Write the material out again, line by line, exactly as it is.

▶ [Materials provided]
——

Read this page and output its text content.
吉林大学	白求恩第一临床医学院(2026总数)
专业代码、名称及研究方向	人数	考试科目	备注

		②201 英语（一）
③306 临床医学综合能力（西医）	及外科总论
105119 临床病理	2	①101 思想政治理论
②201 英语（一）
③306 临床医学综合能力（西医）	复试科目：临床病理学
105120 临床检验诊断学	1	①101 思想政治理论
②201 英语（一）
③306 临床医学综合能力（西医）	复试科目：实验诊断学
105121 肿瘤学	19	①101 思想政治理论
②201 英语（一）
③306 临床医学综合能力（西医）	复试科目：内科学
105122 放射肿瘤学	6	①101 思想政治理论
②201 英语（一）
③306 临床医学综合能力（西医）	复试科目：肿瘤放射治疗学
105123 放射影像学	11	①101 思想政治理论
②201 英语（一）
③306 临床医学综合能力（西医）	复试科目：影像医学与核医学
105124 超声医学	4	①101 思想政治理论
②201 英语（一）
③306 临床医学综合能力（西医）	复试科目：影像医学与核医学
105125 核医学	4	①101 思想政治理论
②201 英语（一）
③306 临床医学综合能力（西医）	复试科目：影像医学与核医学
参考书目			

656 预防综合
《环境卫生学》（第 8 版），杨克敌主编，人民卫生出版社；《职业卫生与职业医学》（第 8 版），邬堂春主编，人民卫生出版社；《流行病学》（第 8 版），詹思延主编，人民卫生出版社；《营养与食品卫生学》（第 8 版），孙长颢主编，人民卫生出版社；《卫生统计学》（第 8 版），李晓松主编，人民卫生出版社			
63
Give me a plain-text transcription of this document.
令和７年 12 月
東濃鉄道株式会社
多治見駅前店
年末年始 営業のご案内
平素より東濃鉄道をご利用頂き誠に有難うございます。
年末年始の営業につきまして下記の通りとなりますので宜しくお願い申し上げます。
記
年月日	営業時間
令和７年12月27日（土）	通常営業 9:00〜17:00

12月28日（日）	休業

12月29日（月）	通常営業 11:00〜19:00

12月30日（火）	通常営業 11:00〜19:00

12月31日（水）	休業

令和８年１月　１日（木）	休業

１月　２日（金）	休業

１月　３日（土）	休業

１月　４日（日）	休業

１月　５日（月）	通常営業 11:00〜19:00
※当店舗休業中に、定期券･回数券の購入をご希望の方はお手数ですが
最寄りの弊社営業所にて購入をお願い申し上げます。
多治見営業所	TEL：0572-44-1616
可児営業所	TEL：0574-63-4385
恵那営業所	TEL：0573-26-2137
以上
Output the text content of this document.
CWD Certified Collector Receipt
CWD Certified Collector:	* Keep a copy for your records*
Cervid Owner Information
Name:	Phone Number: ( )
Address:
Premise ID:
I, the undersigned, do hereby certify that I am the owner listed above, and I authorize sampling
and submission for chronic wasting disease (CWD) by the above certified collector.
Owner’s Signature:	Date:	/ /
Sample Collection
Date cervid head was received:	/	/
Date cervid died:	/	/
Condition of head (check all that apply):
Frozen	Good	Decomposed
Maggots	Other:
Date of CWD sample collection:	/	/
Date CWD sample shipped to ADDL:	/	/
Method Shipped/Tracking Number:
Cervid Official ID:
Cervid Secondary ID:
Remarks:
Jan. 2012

——

▶ [Exercise result]
Read this page and output its text content.
吉林大学	白求恩第一临床医学院(2026总数)
专业代码、名称及研究方向	人数	考试科目	备注

		②201 英语（一）
③306 临床医学综合能力（西医）	及外科总论
105119 临床病理	2	①101 思想政治理论
②201 英语（一）
③306 临床医学综合能力（西医）	复试科目：临床病理学
105120 临床检验诊断学	1	①101 思想政治理论
②201 英语（一）
③306 临床医学综合能力（西医）	复试科目：实验诊断学
105121 肿瘤学	19	①101 思想政治理论
②201 英语（一）
③306 临床医学综合能力（西医）	复试科目：内科学
105122 放射肿瘤学	6	①101 思想政治理论
②201 英语（一）
③306 临床医学综合能力（西医）	复试科目：肿瘤放射治疗学
105123 放射影像学	11	①101 思想政治理论
②201 英语（一）
③306 临床医学综合能力（西医）	复试科目：影像医学与核医学
105124 超声医学	4	①101 思想政治理论
②201 英语（一）
③306 临床医学综合能力（西医）	复试科目：影像医学与核医学
105125 核医学	4	①101 思想政治理论
②201 英语（一）
③306 临床医学综合能力（西医）	复试科目：影像医学与核医学
参考书目			

656 预防综合
《环境卫生学》（第 8 版），杨克敌主编，人民卫生出版社；《职业卫生与职业医学》（第 8 版），邬堂春主编，人民卫生出版社；《流行病学》（第 8 版），詹思延主编，人民卫生出版社；《营养与食品卫生学》（第 8 版），孙长颢主编，人民卫生出版社；《卫生统计学》（第 8 版），李晓松主编，人民卫生出版社			
63
Give me a plain-text transcription of this document.
令和７年 12 月
東濃鉄道株式会社
多治見駅前店
年末年始 営業のご案内
平素より東濃鉄道をご利用頂き誠に有難うございます。
年末年始の営業につきまして下記の通りとなりますので宜しくお願い申し上げます。
記
年月日	営業時間
令和７年12月27日（土）	通常営業 9:00〜17:00

12月28日（日）	休業

12月29日（月）	通常営業 11:00〜19:00

12月30日（火）	通常営業 11:00〜19:00

12月31日（水）	休業

令和８年１月　１日（木）	休業

１月　２日（金）	休業

１月　３日（土）	休業

１月　４日（日）	休業

１月　５日（月）	通常営業 11:00〜19:00
※当店舗休業中に、定期券･回数券の購入をご希望の方はお手数ですが
最寄りの弊社営業所にて購入をお願い申し上げます。
多治見営業所	TEL：0572-44-1616
可児営業所	TEL：0574-63-4385
恵那営業所	TEL：0573-26-2137
以上
Output the text content of this document.
CWD Certified Collector Receipt
CWD Certified Collector:	* Keep a copy for your records*
Cervid Owner Information
Name:	Phone Number: ( )
Address:
Premise ID:
I, the undersigned, do hereby certify that I am the owner listed above, and I authorize sampling
and submission for chronic wasting disease (CWD) by the above certified collector.
Owner’s Signature:	Date:	/ /
Sample Collection
Date cervid head was received:	/	/
Date cervid died:	/	/
Condition of head (check all that apply):
Frozen	Good	Decomposed
Maggots	Other:
Date of CWD sample collection:	/	/
Date CWD sample shipped to ADDL:	/	/
Method Shipped/Tracking Number:
Cervid Official ID:
Cervid Secondary ID:
Remarks:
Jan. 2012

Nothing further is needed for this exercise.